_DIRECTIONS_
Transcribe the records that follow. Keep every word exactly, and drop the pictures.

_DATA SHOWN_
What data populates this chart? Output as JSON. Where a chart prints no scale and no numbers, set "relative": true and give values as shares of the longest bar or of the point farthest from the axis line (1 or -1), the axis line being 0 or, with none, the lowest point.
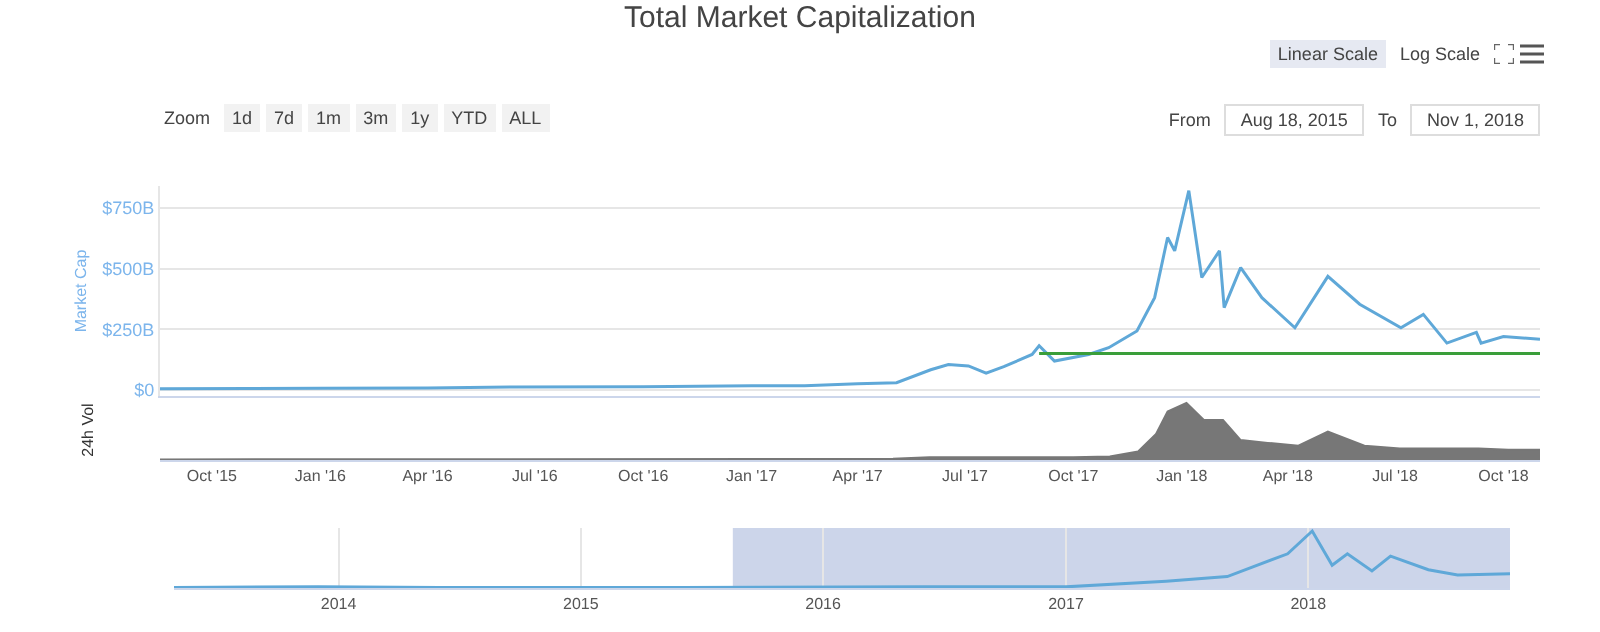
{
  "chart_data": [
    {
      "type": "line",
      "title": "Total Market Capitalization",
      "ylabel": "Market Cap",
      "annotations": [
        "Zoom",
        "1d",
        "7d",
        "1m",
        "3m",
        "1y",
        "YTD",
        "ALL",
        "From",
        "Aug 18, 2015",
        "To",
        "Nov 1, 2018",
        "Linear Scale",
        "Log Scale"
      ],
      "series": [
        {
          "color": "#5fa8d8",
          "x": [
            "2015-08-18",
            "2015-11-01",
            "2016-01-01",
            "2016-04-01",
            "2016-06-15",
            "2016-10-01",
            "2017-01-01",
            "2017-02-15",
            "2017-04-01",
            "2017-05-04",
            "2017-06-02",
            "2017-06-17",
            "2017-07-04",
            "2017-07-19",
            "2017-08-03",
            "2017-08-27",
            "2017-09-02",
            "2017-09-15",
            "2017-10-14",
            "2017-10-31",
            "2017-11-24",
            "2017-12-09",
            "2017-12-20",
            "2017-12-26",
            "2018-01-07",
            "2018-01-18",
            "2018-02-02",
            "2018-02-06",
            "2018-02-20",
            "2018-03-10",
            "2018-04-07",
            "2018-05-05",
            "2018-06-01",
            "2018-07-06",
            "2018-07-25",
            "2018-08-14",
            "2018-09-08",
            "2018-09-12",
            "2018-10-01",
            "2018-11-01"
          ],
          "values": [
            5,
            6,
            7,
            8,
            12,
            13,
            17,
            17,
            25,
            30,
            83,
            105,
            99,
            69,
            96,
            146,
            182,
            119,
            146,
            174,
            243,
            380,
            628,
            573,
            821,
            463,
            573,
            339,
            504,
            380,
            256,
            468,
            353,
            256,
            311,
            193,
            237,
            193,
            220,
            209
          ]
        },
        {
          "color": "#3a9e3a",
          "x": [
            "2017-09-02",
            "2018-11-01"
          ],
          "values": [
            150,
            150
          ]
        }
      ],
      "xlim": [
        "2015-08-18",
        "2018-11-01"
      ],
      "ylim": [
        -25,
        840
      ],
      "yticks": [
        {
          "value": 0,
          "label": "$0"
        },
        {
          "value": 250,
          "label": "$250B"
        },
        {
          "value": 500,
          "label": "$500B"
        },
        {
          "value": 750,
          "label": "$750B"
        }
      ],
      "grid": "y",
      "tick_labels": "y",
      "line_style": "solid",
      "marker": "none"
    },
    {
      "type": "area",
      "ylabel": "24h Vol",
      "relative": true,
      "series": [
        {
          "color": "#777777",
          "x": [
            "2015-08-18",
            "2017-05-01",
            "2017-06-01",
            "2017-08-15",
            "2017-10-01",
            "2017-11-01",
            "2017-11-25",
            "2017-12-10",
            "2017-12-20",
            "2018-01-05",
            "2018-01-20",
            "2018-02-05",
            "2018-02-20",
            "2018-03-15",
            "2018-04-10",
            "2018-05-05",
            "2018-06-05",
            "2018-07-05",
            "2018-08-10",
            "2018-09-10",
            "2018-10-05",
            "2018-11-01"
          ],
          "values": [
            0.01,
            0.02,
            0.05,
            0.05,
            0.05,
            0.06,
            0.15,
            0.45,
            0.85,
            1,
            0.7,
            0.7,
            0.35,
            0.3,
            0.25,
            0.5,
            0.25,
            0.2,
            0.2,
            0.2,
            0.18,
            0.18
          ]
        }
      ],
      "xlim": [
        "2015-08-18",
        "2018-11-01"
      ],
      "xticks": [
        {
          "value": "2015-10-01",
          "label": "Oct '15"
        },
        {
          "value": "2016-01-01",
          "label": "Jan '16"
        },
        {
          "value": "2016-04-01",
          "label": "Apr '16"
        },
        {
          "value": "2016-07-01",
          "label": "Jul '16"
        },
        {
          "value": "2016-10-01",
          "label": "Oct '16"
        },
        {
          "value": "2017-01-01",
          "label": "Jan '17"
        },
        {
          "value": "2017-04-01",
          "label": "Apr '17"
        },
        {
          "value": "2017-07-01",
          "label": "Jul '17"
        },
        {
          "value": "2017-10-01",
          "label": "Oct '17"
        },
        {
          "value": "2018-01-01",
          "label": "Jan '18"
        },
        {
          "value": "2018-04-01",
          "label": "Apr '18"
        },
        {
          "value": "2018-07-01",
          "label": "Jul '18"
        },
        {
          "value": "2018-10-01",
          "label": "Oct '18"
        }
      ],
      "tick_labels": "x",
      "grid": false
    },
    {
      "type": "line",
      "relative": true,
      "series": [
        {
          "color": "#5fa8d8",
          "x": [
            "2013-04-28",
            "2013-12-01",
            "2014-06-01",
            "2015-06-01",
            "2016-06-01",
            "2017-01-01",
            "2017-06-01",
            "2017-09-01",
            "2017-12-01",
            "2018-01-07",
            "2018-02-06",
            "2018-03-01",
            "2018-04-07",
            "2018-05-05",
            "2018-07-01",
            "2018-08-14",
            "2018-11-01"
          ],
          "values": [
            0.01,
            0.02,
            0.01,
            0.01,
            0.02,
            0.02,
            0.12,
            0.2,
            0.6,
            1,
            0.4,
            0.6,
            0.3,
            0.56,
            0.32,
            0.23,
            0.25
          ]
        }
      ],
      "xlim": [
        "2013-04-28",
        "2018-11-01"
      ],
      "xticks": [
        {
          "value": "2014-01-01",
          "label": "2014"
        },
        {
          "value": "2015-01-01",
          "label": "2015"
        },
        {
          "value": "2016-01-01",
          "label": "2016"
        },
        {
          "value": "2017-01-01",
          "label": "2017"
        },
        {
          "value": "2018-01-01",
          "label": "2018"
        }
      ],
      "bands": [
        {
          "axis": "x",
          "from": "2015-08-18",
          "to": "2018-11-01",
          "color": "#ccd5ea"
        }
      ],
      "grid": "x",
      "tick_labels": "x",
      "line_style": "solid",
      "marker": "none"
    }
  ]
}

_REPLY TO THE TASK_
What data populates this chart? Output as JSON. Where a chart prints no scale and no numbers, set "relative": true and give values as shares of the longest bar or of the point farthest from the axis line (1 or -1), the axis line being 0 or, with none, the lowest point.
{
  "chart_data": [
    {
      "type": "line",
      "title": "Total Market Capitalization",
      "ylabel": "Market Cap",
      "annotations": [
        "Zoom",
        "1d",
        "7d",
        "1m",
        "3m",
        "1y",
        "YTD",
        "ALL",
        "From",
        "Aug 18, 2015",
        "To",
        "Nov 1, 2018",
        "Linear Scale",
        "Log Scale"
      ],
      "series": [
        {
          "color": "#5fa8d8",
          "x": [
            "2015-08-18",
            "2015-11-01",
            "2016-01-01",
            "2016-04-01",
            "2016-06-15",
            "2016-10-01",
            "2017-01-01",
            "2017-02-15",
            "2017-04-01",
            "2017-05-04",
            "2017-06-02",
            "2017-06-17",
            "2017-07-04",
            "2017-07-19",
            "2017-08-03",
            "2017-08-27",
            "2017-09-02",
            "2017-09-15",
            "2017-10-14",
            "2017-10-31",
            "2017-11-24",
            "2017-12-09",
            "2017-12-20",
            "2017-12-26",
            "2018-01-07",
            "2018-01-18",
            "2018-02-02",
            "2018-02-06",
            "2018-02-20",
            "2018-03-10",
            "2018-04-07",
            "2018-05-05",
            "2018-06-01",
            "2018-07-06",
            "2018-07-25",
            "2018-08-14",
            "2018-09-08",
            "2018-09-12",
            "2018-10-01",
            "2018-11-01"
          ],
          "values": [
            5,
            6,
            7,
            8,
            12,
            13,
            17,
            17,
            25,
            30,
            83,
            105,
            99,
            69,
            96,
            146,
            182,
            119,
            146,
            174,
            243,
            380,
            628,
            573,
            821,
            463,
            573,
            339,
            504,
            380,
            256,
            468,
            353,
            256,
            311,
            193,
            237,
            193,
            220,
            209
          ]
        },
        {
          "color": "#3a9e3a",
          "x": [
            "2017-09-02",
            "2018-11-01"
          ],
          "values": [
            150,
            150
          ]
        }
      ],
      "xlim": [
        "2015-08-18",
        "2018-11-01"
      ],
      "ylim": [
        -25,
        840
      ],
      "yticks": [
        {
          "value": 0,
          "label": "$0"
        },
        {
          "value": 250,
          "label": "$250B"
        },
        {
          "value": 500,
          "label": "$500B"
        },
        {
          "value": 750,
          "label": "$750B"
        }
      ],
      "grid": "y",
      "tick_labels": "y",
      "line_style": "solid",
      "marker": "none"
    },
    {
      "type": "area",
      "ylabel": "24h Vol",
      "relative": true,
      "series": [
        {
          "color": "#777777",
          "x": [
            "2015-08-18",
            "2017-05-01",
            "2017-06-01",
            "2017-08-15",
            "2017-10-01",
            "2017-11-01",
            "2017-11-25",
            "2017-12-10",
            "2017-12-20",
            "2018-01-05",
            "2018-01-20",
            "2018-02-05",
            "2018-02-20",
            "2018-03-15",
            "2018-04-10",
            "2018-05-05",
            "2018-06-05",
            "2018-07-05",
            "2018-08-10",
            "2018-09-10",
            "2018-10-05",
            "2018-11-01"
          ],
          "values": [
            0.01,
            0.02,
            0.05,
            0.05,
            0.05,
            0.06,
            0.15,
            0.45,
            0.85,
            1,
            0.7,
            0.7,
            0.35,
            0.3,
            0.25,
            0.5,
            0.25,
            0.2,
            0.2,
            0.2,
            0.18,
            0.18
          ]
        }
      ],
      "xlim": [
        "2015-08-18",
        "2018-11-01"
      ],
      "xticks": [
        {
          "value": "2015-10-01",
          "label": "Oct '15"
        },
        {
          "value": "2016-01-01",
          "label": "Jan '16"
        },
        {
          "value": "2016-04-01",
          "label": "Apr '16"
        },
        {
          "value": "2016-07-01",
          "label": "Jul '16"
        },
        {
          "value": "2016-10-01",
          "label": "Oct '16"
        },
        {
          "value": "2017-01-01",
          "label": "Jan '17"
        },
        {
          "value": "2017-04-01",
          "label": "Apr '17"
        },
        {
          "value": "2017-07-01",
          "label": "Jul '17"
        },
        {
          "value": "2017-10-01",
          "label": "Oct '17"
        },
        {
          "value": "2018-01-01",
          "label": "Jan '18"
        },
        {
          "value": "2018-04-01",
          "label": "Apr '18"
        },
        {
          "value": "2018-07-01",
          "label": "Jul '18"
        },
        {
          "value": "2018-10-01",
          "label": "Oct '18"
        }
      ],
      "tick_labels": "x",
      "grid": false
    },
    {
      "type": "line",
      "relative": true,
      "series": [
        {
          "color": "#5fa8d8",
          "x": [
            "2013-04-28",
            "2013-12-01",
            "2014-06-01",
            "2015-06-01",
            "2016-06-01",
            "2017-01-01",
            "2017-06-01",
            "2017-09-01",
            "2017-12-01",
            "2018-01-07",
            "2018-02-06",
            "2018-03-01",
            "2018-04-07",
            "2018-05-05",
            "2018-07-01",
            "2018-08-14",
            "2018-11-01"
          ],
          "values": [
            0.01,
            0.02,
            0.01,
            0.01,
            0.02,
            0.02,
            0.12,
            0.2,
            0.6,
            1,
            0.4,
            0.6,
            0.3,
            0.56,
            0.32,
            0.23,
            0.25
          ]
        }
      ],
      "xlim": [
        "2013-04-28",
        "2018-11-01"
      ],
      "xticks": [
        {
          "value": "2014-01-01",
          "label": "2014"
        },
        {
          "value": "2015-01-01",
          "label": "2015"
        },
        {
          "value": "2016-01-01",
          "label": "2016"
        },
        {
          "value": "2017-01-01",
          "label": "2017"
        },
        {
          "value": "2018-01-01",
          "label": "2018"
        }
      ],
      "bands": [
        {
          "axis": "x",
          "from": "2015-08-18",
          "to": "2018-11-01",
          "color": "#ccd5ea"
        }
      ],
      "grid": "x",
      "tick_labels": "x",
      "line_style": "solid",
      "marker": "none"
    }
  ]
}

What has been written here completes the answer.